== EXERCISE INPUTS ==
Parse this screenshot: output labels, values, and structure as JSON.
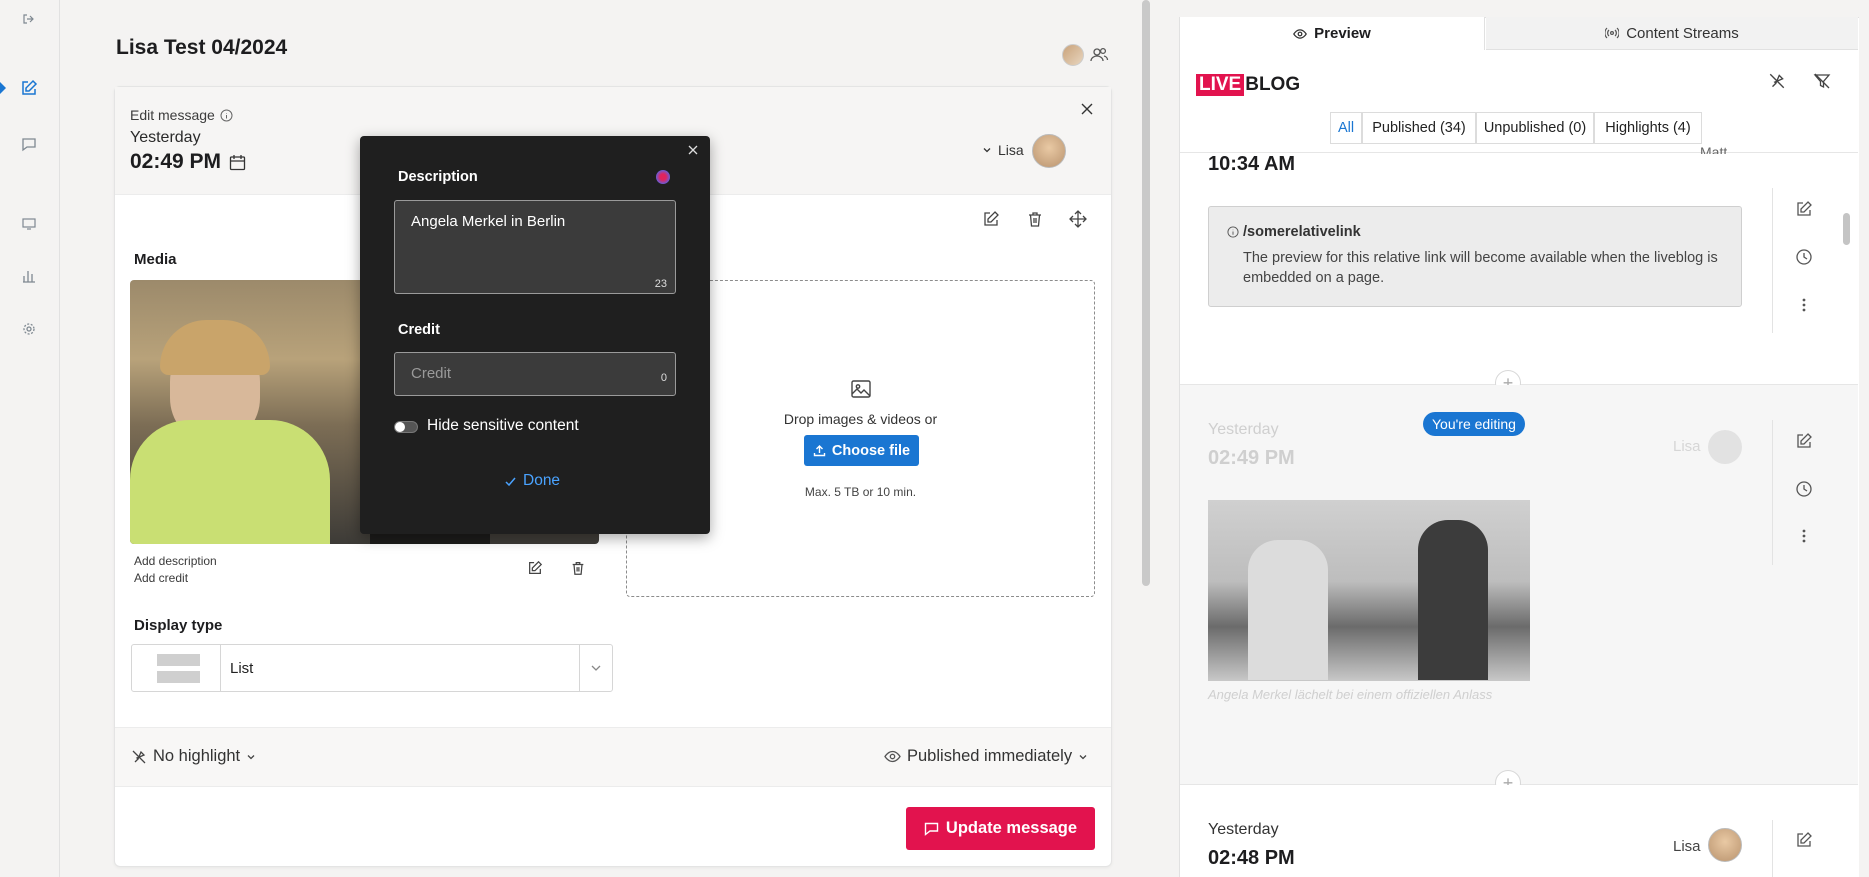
{
  "document": {
    "title": "Lisa Test 04/2024"
  },
  "editor": {
    "edit_label": "Edit message",
    "date_label": "Yesterday",
    "time": "02:49 PM",
    "author": "Lisa",
    "media_label": "Media",
    "add_description": "Add description",
    "add_credit": "Add credit",
    "drop_text": "Drop images & videos or",
    "choose_file": "Choose file",
    "max_text": "Max. 5 TB or 10 min.",
    "display_type_label": "Display type",
    "display_type_value": "List",
    "highlight": "No highlight",
    "publish_status": "Published immediately",
    "update_button": "Update message"
  },
  "popover": {
    "description_label": "Description",
    "description_value": "Angela Merkel in Berlin",
    "description_count": "23",
    "credit_label": "Credit",
    "credit_placeholder": "Credit",
    "credit_count": "0",
    "sensitive_label": "Hide sensitive content",
    "sensitive_on": false,
    "done_label": "Done"
  },
  "preview": {
    "tabs": [
      {
        "label": "Preview",
        "active": true
      },
      {
        "label": "Content Streams",
        "active": false
      }
    ],
    "logo_live": "LIVE",
    "logo_blog": "BLOG",
    "filters": [
      "All",
      "Published (34)",
      "Unpublished (0)",
      "Highlights (4)"
    ],
    "active_filter": "All",
    "post1": {
      "time": "10:34 AM",
      "author_partial": "Matt",
      "link_title": "/somerelativelink",
      "link_note": "The preview for this relative link will become available when the liveblog is embedded on a page."
    },
    "editing_badge": "You're editing",
    "post2": {
      "date": "Yesterday",
      "time": "02:49 PM",
      "author": "Lisa",
      "caption": "Angela Merkel lächelt bei einem offiziellen Anlass"
    },
    "post3": {
      "date": "Yesterday",
      "time": "02:48 PM",
      "author": "Lisa"
    }
  },
  "colors": {
    "accent": "#1a76d2",
    "update_red": "#e2134e",
    "logo_red": "#e2134e"
  }
}
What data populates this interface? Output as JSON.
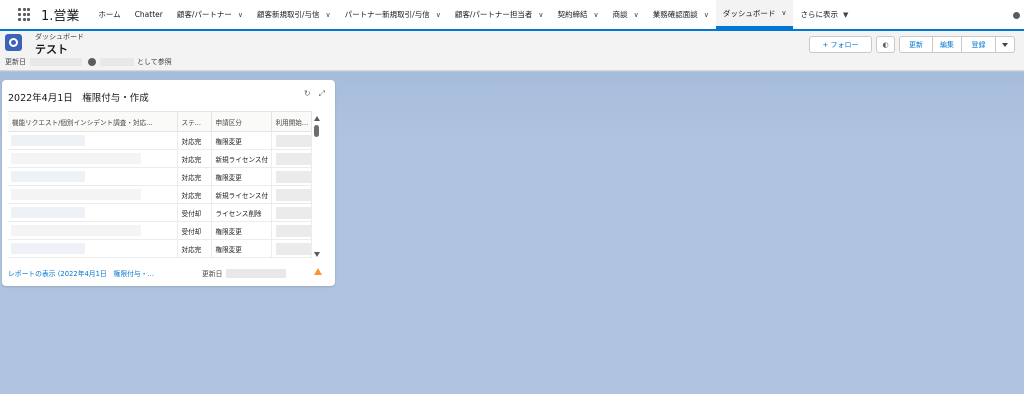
{
  "nav": {
    "app_name": "1.営業",
    "items": [
      {
        "label": "ホーム",
        "chevron": false,
        "active": false
      },
      {
        "label": "Chatter",
        "chevron": false,
        "active": false
      },
      {
        "label": "顧客/パートナー",
        "chevron": true,
        "active": false
      },
      {
        "label": "顧客新規取引/与信",
        "chevron": true,
        "active": false
      },
      {
        "label": "パートナー新規取引/与信",
        "chevron": true,
        "active": false
      },
      {
        "label": "顧客/パートナー担当者",
        "chevron": true,
        "active": false
      },
      {
        "label": "契約締結",
        "chevron": true,
        "active": false
      },
      {
        "label": "商談",
        "chevron": true,
        "active": false
      },
      {
        "label": "業務確認面談",
        "chevron": true,
        "active": false
      },
      {
        "label": "ダッシュボード",
        "chevron": true,
        "active": true
      }
    ],
    "more_label": "さらに表示"
  },
  "header": {
    "object_label": "ダッシュボード",
    "title": "テスト",
    "updated_label": "更新日",
    "view_as_label": "として参照"
  },
  "actions": {
    "follow": "+ フォロー",
    "refresh": "更新",
    "edit": "編集",
    "save": "登録"
  },
  "card": {
    "title": "2022年4月1日　権限付与・作成",
    "columns": [
      "機能リクエスト/個別インシデント調査・対応...",
      "ステ...",
      "申請区分",
      "利用開始..."
    ],
    "rows": [
      {
        "status": "対応完",
        "type": "権限変更"
      },
      {
        "status": "対応完",
        "type": "新規ライセンス付"
      },
      {
        "status": "対応完",
        "type": "権限変更"
      },
      {
        "status": "対応完",
        "type": "新規ライセンス付"
      },
      {
        "status": "受付却",
        "type": "ライセンス削除"
      },
      {
        "status": "受付却",
        "type": "権限変更"
      },
      {
        "status": "対応完",
        "type": "権限変更"
      }
    ],
    "footer_link": "レポートの表示 (2022年4月1日　権限付与・...",
    "footer_updated": "更新日"
  },
  "colors": {
    "brand": "#0176d3",
    "background": "#b0c4df",
    "warning": "#fe9339"
  },
  "icons": [
    "app-launcher-icon",
    "dashboard-icon",
    "info-icon",
    "refresh-icon",
    "expand-icon",
    "warning-icon"
  ]
}
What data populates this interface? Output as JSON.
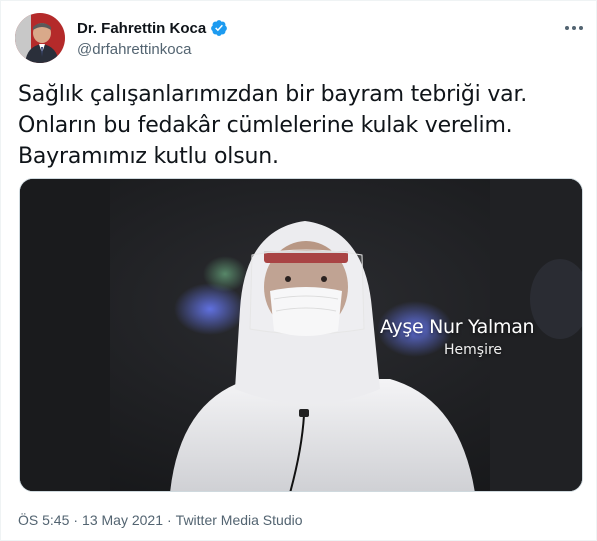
{
  "author": {
    "display_name": "Dr. Fahrettin Koca",
    "handle": "@drfahrettinkoca",
    "verified": true
  },
  "icons": {
    "more": "more-icon",
    "verified": "verified-badge-icon",
    "avatar": "avatar"
  },
  "tweet": {
    "text": "Sağlık çalışanlarımızdan bir bayram tebriği var. Onların bu fedakâr cümlelerine kulak verelim. Bayramımız kutlu olsun."
  },
  "video": {
    "caption_name": "Ayşe Nur Yalman",
    "caption_role": "Hemşire"
  },
  "meta": {
    "time": "ÖS 5:45",
    "separator_1": "·",
    "date": "13 May 2021",
    "separator_2": "·",
    "source": "Twitter Media Studio"
  },
  "colors": {
    "verified": "#1d9bf0",
    "secondary_text": "#536471",
    "primary_text": "#0f1419"
  }
}
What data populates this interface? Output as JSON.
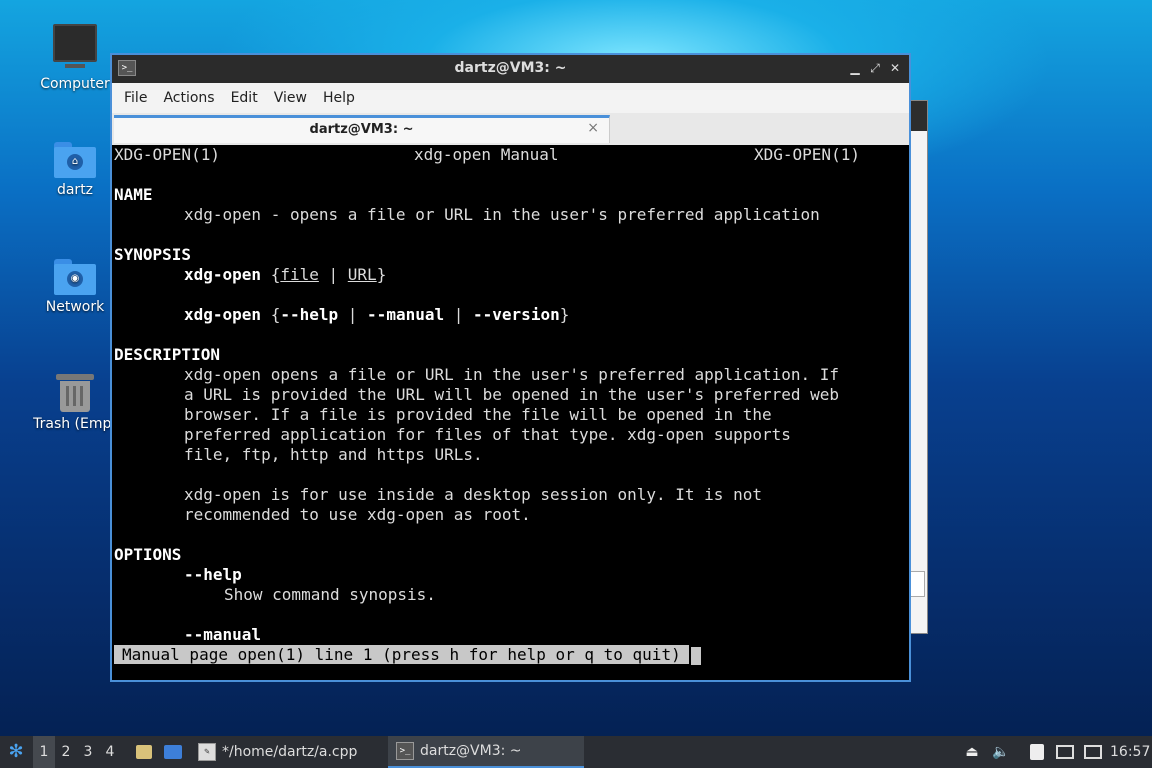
{
  "desktop": {
    "icons": [
      {
        "label": "Computer"
      },
      {
        "label": "dartz"
      },
      {
        "label": "Network"
      },
      {
        "label": "Trash (Empt"
      }
    ]
  },
  "terminal": {
    "title": "dartz@VM3: ~",
    "menu": [
      "File",
      "Actions",
      "Edit",
      "View",
      "Help"
    ],
    "tab_label": "dartz@VM3: ~",
    "tab_close": "×",
    "header": {
      "left": "XDG-OPEN(1)",
      "center": "xdg-open Manual",
      "right": "XDG-OPEN(1)"
    },
    "name_heading": "NAME",
    "name_text": "xdg-open - opens a file or URL in the user's preferred application",
    "synopsis_heading": "SYNOPSIS",
    "synopsis_cmd": "xdg-open",
    "synopsis_args1": {
      "open": "{",
      "file": "file",
      "sep": " | ",
      "url": "URL",
      "close": "}"
    },
    "synopsis_args2": {
      "open": "{",
      "help": "--help",
      "sep1": " | ",
      "manual": "--manual",
      "sep2": " | ",
      "version": "--version",
      "close": "}"
    },
    "description_heading": "DESCRIPTION",
    "description_lines": [
      "xdg-open opens a file or URL in the user's preferred application. If",
      "a URL is provided the URL will be opened in the user's preferred web",
      "browser. If a file is provided the file will be opened in the",
      "preferred application for files of that type. xdg-open supports",
      "file, ftp, http and https URLs."
    ],
    "description_lines2": [
      "xdg-open is for use inside a desktop session only. It is not",
      "recommended to use xdg-open as root."
    ],
    "options_heading": "OPTIONS",
    "opt_help": "--help",
    "opt_help_desc": "Show command synopsis.",
    "opt_manual": "--manual",
    "status_line": "Manual page open(1) line 1 (press h for help or q to quit)"
  },
  "taskbar": {
    "workspaces": [
      "1",
      "2",
      "3",
      "4"
    ],
    "active_workspace": "1",
    "tasks": [
      {
        "label": "*/home/dartz/a.cpp"
      },
      {
        "label": "dartz@VM3: ~"
      }
    ],
    "clock": "16:57"
  }
}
===
Copy the material above exactly and drop the pictures.

RESPONSE TO THIS EXERCISE =
Parse this screenshot: output labels, values, and structure as JSON.
{
  "document": {
    "title": "Lisa Test 04/2024"
  },
  "editor": {
    "edit_label": "Edit message",
    "date_label": "Yesterday",
    "time": "02:49 PM",
    "author": "Lisa",
    "media_label": "Media",
    "add_description": "Add description",
    "add_credit": "Add credit",
    "drop_text": "Drop images & videos or",
    "choose_file": "Choose file",
    "max_text": "Max. 5 TB or 10 min.",
    "display_type_label": "Display type",
    "display_type_value": "List",
    "highlight": "No highlight",
    "publish_status": "Published immediately",
    "update_button": "Update message"
  },
  "popover": {
    "description_label": "Description",
    "description_value": "Angela Merkel in Berlin",
    "description_count": "23",
    "credit_label": "Credit",
    "credit_placeholder": "Credit",
    "credit_count": "0",
    "sensitive_label": "Hide sensitive content",
    "sensitive_on": false,
    "done_label": "Done"
  },
  "preview": {
    "tabs": [
      {
        "label": "Preview",
        "active": true
      },
      {
        "label": "Content Streams",
        "active": false
      }
    ],
    "logo_live": "LIVE",
    "logo_blog": "BLOG",
    "filters": [
      "All",
      "Published (34)",
      "Unpublished (0)",
      "Highlights (4)"
    ],
    "active_filter": "All",
    "post1": {
      "time": "10:34 AM",
      "author_partial": "Matt",
      "link_title": "/somerelativelink",
      "link_note": "The preview for this relative link will become available when the liveblog is embedded on a page."
    },
    "editing_badge": "You're editing",
    "post2": {
      "date": "Yesterday",
      "time": "02:49 PM",
      "author": "Lisa",
      "caption": "Angela Merkel lächelt bei einem offiziellen Anlass"
    },
    "post3": {
      "date": "Yesterday",
      "time": "02:48 PM",
      "author": "Lisa"
    }
  },
  "colors": {
    "accent": "#1a76d2",
    "update_red": "#e2134e",
    "logo_red": "#e2134e"
  }
}
What data populates this interface? Output as JSON.
{
  "nav": {
    "app_name": "1.営業",
    "items": [
      {
        "label": "ホーム",
        "chevron": false,
        "active": false
      },
      {
        "label": "Chatter",
        "chevron": false,
        "active": false
      },
      {
        "label": "顧客/パートナー",
        "chevron": true,
        "active": false
      },
      {
        "label": "顧客新規取引/与信",
        "chevron": true,
        "active": false
      },
      {
        "label": "パートナー新規取引/与信",
        "chevron": true,
        "active": false
      },
      {
        "label": "顧客/パートナー担当者",
        "chevron": true,
        "active": false
      },
      {
        "label": "契約締結",
        "chevron": true,
        "active": false
      },
      {
        "label": "商談",
        "chevron": true,
        "active": false
      },
      {
        "label": "業務確認面談",
        "chevron": true,
        "active": false
      },
      {
        "label": "ダッシュボード",
        "chevron": true,
        "active": true
      }
    ],
    "more_label": "さらに表示"
  },
  "header": {
    "object_label": "ダッシュボード",
    "title": "テスト",
    "updated_label": "更新日",
    "view_as_label": "として参照"
  },
  "actions": {
    "follow": "+ フォロー",
    "refresh": "更新",
    "edit": "編集",
    "save": "登録"
  },
  "card": {
    "title": "2022年4月1日　権限付与・作成",
    "columns": [
      "機能リクエスト/個別インシデント調査・対応...",
      "ステ...",
      "申請区分",
      "利用開始..."
    ],
    "rows": [
      {
        "status": "対応完",
        "type": "権限変更"
      },
      {
        "status": "対応完",
        "type": "新規ライセンス付"
      },
      {
        "status": "対応完",
        "type": "権限変更"
      },
      {
        "status": "対応完",
        "type": "新規ライセンス付"
      },
      {
        "status": "受付却",
        "type": "ライセンス削除"
      },
      {
        "status": "受付却",
        "type": "権限変更"
      },
      {
        "status": "対応完",
        "type": "権限変更"
      }
    ],
    "footer_link": "レポートの表示 (2022年4月1日　権限付与・...",
    "footer_updated": "更新日"
  },
  "colors": {
    "brand": "#0176d3",
    "background": "#b0c4df",
    "warning": "#fe9339"
  },
  "icons": [
    "app-launcher-icon",
    "dashboard-icon",
    "info-icon",
    "refresh-icon",
    "expand-icon",
    "warning-icon"
  ]
}
What data populates this interface? Output as JSON.
{
  "author": {
    "display_name": "Dr. Fahrettin Koca",
    "handle": "@drfahrettinkoca",
    "verified": true
  },
  "icons": {
    "more": "more-icon",
    "verified": "verified-badge-icon",
    "avatar": "avatar"
  },
  "tweet": {
    "text": "Sağlık çalışanlarımızdan bir bayram tebriği var. Onların bu fedakâr cümlelerine kulak verelim. Bayramımız kutlu olsun."
  },
  "video": {
    "caption_name": "Ayşe Nur Yalman",
    "caption_role": "Hemşire"
  },
  "meta": {
    "time": "ÖS 5:45",
    "separator_1": "·",
    "date": "13 May 2021",
    "separator_2": "·",
    "source": "Twitter Media Studio"
  },
  "colors": {
    "verified": "#1d9bf0",
    "secondary_text": "#536471",
    "primary_text": "#0f1419"
  }
}
What data populates this interface? Output as JSON.
{
  "desktop": {
    "icons": [
      {
        "label": "Computer"
      },
      {
        "label": "dartz"
      },
      {
        "label": "Network"
      },
      {
        "label": "Trash (Empt"
      }
    ]
  },
  "terminal": {
    "title": "dartz@VM3: ~",
    "menu": [
      "File",
      "Actions",
      "Edit",
      "View",
      "Help"
    ],
    "tab_label": "dartz@VM3: ~",
    "tab_close": "×",
    "header": {
      "left": "XDG-OPEN(1)",
      "center": "xdg-open Manual",
      "right": "XDG-OPEN(1)"
    },
    "name_heading": "NAME",
    "name_text": "xdg-open - opens a file or URL in the user's preferred application",
    "synopsis_heading": "SYNOPSIS",
    "synopsis_cmd": "xdg-open",
    "synopsis_args1": {
      "open": "{",
      "file": "file",
      "sep": " | ",
      "url": "URL",
      "close": "}"
    },
    "synopsis_args2": {
      "open": "{",
      "help": "--help",
      "sep1": " | ",
      "manual": "--manual",
      "sep2": " | ",
      "version": "--version",
      "close": "}"
    },
    "description_heading": "DESCRIPTION",
    "description_lines": [
      "xdg-open opens a file or URL in the user's preferred application. If",
      "a URL is provided the URL will be opened in the user's preferred web",
      "browser. If a file is provided the file will be opened in the",
      "preferred application for files of that type. xdg-open supports",
      "file, ftp, http and https URLs."
    ],
    "description_lines2": [
      "xdg-open is for use inside a desktop session only. It is not",
      "recommended to use xdg-open as root."
    ],
    "options_heading": "OPTIONS",
    "opt_help": "--help",
    "opt_help_desc": "Show command synopsis.",
    "opt_manual": "--manual",
    "status_line": "Manual page open(1) line 1 (press h for help or q to quit)"
  },
  "taskbar": {
    "workspaces": [
      "1",
      "2",
      "3",
      "4"
    ],
    "active_workspace": "1",
    "tasks": [
      {
        "label": "*/home/dartz/a.cpp"
      },
      {
        "label": "dartz@VM3: ~"
      }
    ],
    "clock": "16:57"
  }
}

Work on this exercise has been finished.